__EXERCISE GOAL__.
Can you print the data exactly and leave out each image?

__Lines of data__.
** start **

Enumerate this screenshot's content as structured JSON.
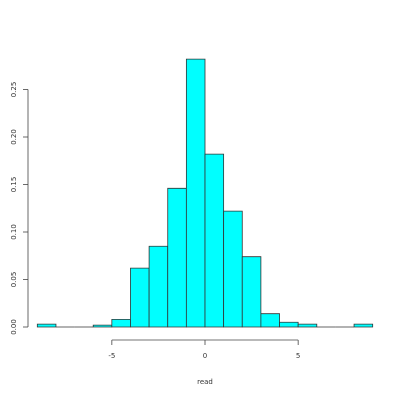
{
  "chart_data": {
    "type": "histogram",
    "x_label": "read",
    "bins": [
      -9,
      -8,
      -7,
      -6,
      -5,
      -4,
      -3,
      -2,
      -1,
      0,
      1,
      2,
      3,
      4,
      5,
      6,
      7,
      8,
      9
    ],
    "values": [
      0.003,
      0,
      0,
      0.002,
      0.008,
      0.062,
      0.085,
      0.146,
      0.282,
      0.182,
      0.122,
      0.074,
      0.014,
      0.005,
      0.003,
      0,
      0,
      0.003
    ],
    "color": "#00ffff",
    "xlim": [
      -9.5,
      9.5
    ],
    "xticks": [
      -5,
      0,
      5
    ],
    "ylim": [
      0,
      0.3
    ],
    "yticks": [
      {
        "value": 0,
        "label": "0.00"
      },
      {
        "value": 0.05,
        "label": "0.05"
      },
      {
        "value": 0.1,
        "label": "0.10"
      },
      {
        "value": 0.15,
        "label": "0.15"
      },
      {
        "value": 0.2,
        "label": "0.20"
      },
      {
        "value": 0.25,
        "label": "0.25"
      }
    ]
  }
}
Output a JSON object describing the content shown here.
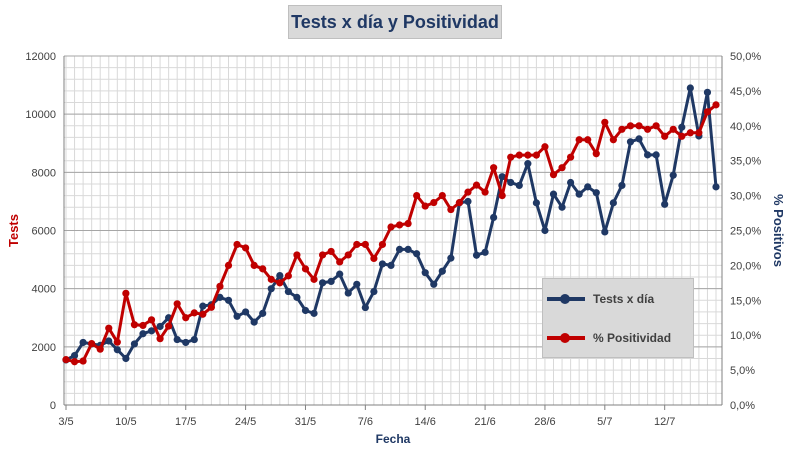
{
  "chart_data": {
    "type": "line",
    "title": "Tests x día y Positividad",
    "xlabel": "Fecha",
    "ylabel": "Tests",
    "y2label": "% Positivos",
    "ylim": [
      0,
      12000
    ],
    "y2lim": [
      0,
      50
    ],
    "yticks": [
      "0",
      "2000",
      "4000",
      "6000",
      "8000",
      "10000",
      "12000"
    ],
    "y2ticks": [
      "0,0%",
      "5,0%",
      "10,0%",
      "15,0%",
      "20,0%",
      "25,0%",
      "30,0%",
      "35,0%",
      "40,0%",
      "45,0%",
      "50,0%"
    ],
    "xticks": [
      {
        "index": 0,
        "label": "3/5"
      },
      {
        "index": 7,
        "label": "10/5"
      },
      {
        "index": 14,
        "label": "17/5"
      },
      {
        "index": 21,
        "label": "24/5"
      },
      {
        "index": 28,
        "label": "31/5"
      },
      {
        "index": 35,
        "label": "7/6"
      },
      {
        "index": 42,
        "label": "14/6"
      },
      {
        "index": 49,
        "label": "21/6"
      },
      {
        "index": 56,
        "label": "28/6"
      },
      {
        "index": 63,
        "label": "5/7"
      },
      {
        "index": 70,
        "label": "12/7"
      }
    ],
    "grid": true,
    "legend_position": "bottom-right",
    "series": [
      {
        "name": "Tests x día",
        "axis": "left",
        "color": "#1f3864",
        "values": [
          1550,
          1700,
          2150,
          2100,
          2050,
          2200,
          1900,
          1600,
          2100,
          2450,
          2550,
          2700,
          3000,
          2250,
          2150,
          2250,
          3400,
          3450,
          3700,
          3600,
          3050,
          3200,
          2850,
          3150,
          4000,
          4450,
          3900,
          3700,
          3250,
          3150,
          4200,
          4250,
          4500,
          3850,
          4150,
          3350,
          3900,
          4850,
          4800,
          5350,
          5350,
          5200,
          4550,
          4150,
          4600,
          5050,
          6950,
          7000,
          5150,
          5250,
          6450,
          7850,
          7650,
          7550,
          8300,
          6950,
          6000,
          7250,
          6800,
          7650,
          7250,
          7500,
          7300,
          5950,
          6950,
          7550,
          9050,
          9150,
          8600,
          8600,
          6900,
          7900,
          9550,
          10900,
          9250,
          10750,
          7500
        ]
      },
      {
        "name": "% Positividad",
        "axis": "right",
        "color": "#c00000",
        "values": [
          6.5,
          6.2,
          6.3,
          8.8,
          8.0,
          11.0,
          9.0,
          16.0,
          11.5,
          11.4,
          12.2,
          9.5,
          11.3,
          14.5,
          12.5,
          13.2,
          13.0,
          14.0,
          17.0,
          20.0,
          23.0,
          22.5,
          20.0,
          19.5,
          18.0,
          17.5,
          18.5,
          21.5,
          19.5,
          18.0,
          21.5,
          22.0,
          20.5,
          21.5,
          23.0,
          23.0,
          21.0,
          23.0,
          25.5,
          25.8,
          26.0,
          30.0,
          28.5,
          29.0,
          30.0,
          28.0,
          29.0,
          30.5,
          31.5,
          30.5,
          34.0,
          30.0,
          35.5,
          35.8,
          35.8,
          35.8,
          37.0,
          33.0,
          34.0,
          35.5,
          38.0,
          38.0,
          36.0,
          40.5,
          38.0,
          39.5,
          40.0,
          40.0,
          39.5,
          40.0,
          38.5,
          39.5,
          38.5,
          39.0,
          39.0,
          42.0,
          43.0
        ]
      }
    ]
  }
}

** end **

__FINISHED ANSWER__.
Enumerate this screenshot's content as structured JSON.
{
  "chart_data": {
    "type": "histogram",
    "x_label": "read",
    "bins": [
      -9,
      -8,
      -7,
      -6,
      -5,
      -4,
      -3,
      -2,
      -1,
      0,
      1,
      2,
      3,
      4,
      5,
      6,
      7,
      8,
      9
    ],
    "values": [
      0.003,
      0,
      0,
      0.002,
      0.008,
      0.062,
      0.085,
      0.146,
      0.282,
      0.182,
      0.122,
      0.074,
      0.014,
      0.005,
      0.003,
      0,
      0,
      0.003
    ],
    "color": "#00ffff",
    "xlim": [
      -9.5,
      9.5
    ],
    "xticks": [
      -5,
      0,
      5
    ],
    "ylim": [
      0,
      0.3
    ],
    "yticks": [
      {
        "value": 0,
        "label": "0.00"
      },
      {
        "value": 0.05,
        "label": "0.05"
      },
      {
        "value": 0.1,
        "label": "0.10"
      },
      {
        "value": 0.15,
        "label": "0.15"
      },
      {
        "value": 0.2,
        "label": "0.20"
      },
      {
        "value": 0.25,
        "label": "0.25"
      }
    ]
  }
}
Output a JSON object describing the content shown here.
{
  "chart_data": {
    "type": "line",
    "title": "Tests x día y Positividad",
    "xlabel": "Fecha",
    "ylabel": "Tests",
    "y2label": "% Positivos",
    "ylim": [
      0,
      12000
    ],
    "y2lim": [
      0,
      50
    ],
    "yticks": [
      "0",
      "2000",
      "4000",
      "6000",
      "8000",
      "10000",
      "12000"
    ],
    "y2ticks": [
      "0,0%",
      "5,0%",
      "10,0%",
      "15,0%",
      "20,0%",
      "25,0%",
      "30,0%",
      "35,0%",
      "40,0%",
      "45,0%",
      "50,0%"
    ],
    "xticks": [
      {
        "index": 0,
        "label": "3/5"
      },
      {
        "index": 7,
        "label": "10/5"
      },
      {
        "index": 14,
        "label": "17/5"
      },
      {
        "index": 21,
        "label": "24/5"
      },
      {
        "index": 28,
        "label": "31/5"
      },
      {
        "index": 35,
        "label": "7/6"
      },
      {
        "index": 42,
        "label": "14/6"
      },
      {
        "index": 49,
        "label": "21/6"
      },
      {
        "index": 56,
        "label": "28/6"
      },
      {
        "index": 63,
        "label": "5/7"
      },
      {
        "index": 70,
        "label": "12/7"
      }
    ],
    "grid": true,
    "legend_position": "bottom-right",
    "series": [
      {
        "name": "Tests x día",
        "axis": "left",
        "color": "#1f3864",
        "values": [
          1550,
          1700,
          2150,
          2100,
          2050,
          2200,
          1900,
          1600,
          2100,
          2450,
          2550,
          2700,
          3000,
          2250,
          2150,
          2250,
          3400,
          3450,
          3700,
          3600,
          3050,
          3200,
          2850,
          3150,
          4000,
          4450,
          3900,
          3700,
          3250,
          3150,
          4200,
          4250,
          4500,
          3850,
          4150,
          3350,
          3900,
          4850,
          4800,
          5350,
          5350,
          5200,
          4550,
          4150,
          4600,
          5050,
          6950,
          7000,
          5150,
          5250,
          6450,
          7850,
          7650,
          7550,
          8300,
          6950,
          6000,
          7250,
          6800,
          7650,
          7250,
          7500,
          7300,
          5950,
          6950,
          7550,
          9050,
          9150,
          8600,
          8600,
          6900,
          7900,
          9550,
          10900,
          9250,
          10750,
          7500
        ]
      },
      {
        "name": "% Positividad",
        "axis": "right",
        "color": "#c00000",
        "values": [
          6.5,
          6.2,
          6.3,
          8.8,
          8.0,
          11.0,
          9.0,
          16.0,
          11.5,
          11.4,
          12.2,
          9.5,
          11.3,
          14.5,
          12.5,
          13.2,
          13.0,
          14.0,
          17.0,
          20.0,
          23.0,
          22.5,
          20.0,
          19.5,
          18.0,
          17.5,
          18.5,
          21.5,
          19.5,
          18.0,
          21.5,
          22.0,
          20.5,
          21.5,
          23.0,
          23.0,
          21.0,
          23.0,
          25.5,
          25.8,
          26.0,
          30.0,
          28.5,
          29.0,
          30.0,
          28.0,
          29.0,
          30.5,
          31.5,
          30.5,
          34.0,
          30.0,
          35.5,
          35.8,
          35.8,
          35.8,
          37.0,
          33.0,
          34.0,
          35.5,
          38.0,
          38.0,
          36.0,
          40.5,
          38.0,
          39.5,
          40.0,
          40.0,
          39.5,
          40.0,
          38.5,
          39.5,
          38.5,
          39.0,
          39.0,
          42.0,
          43.0
        ]
      }
    ]
  }
}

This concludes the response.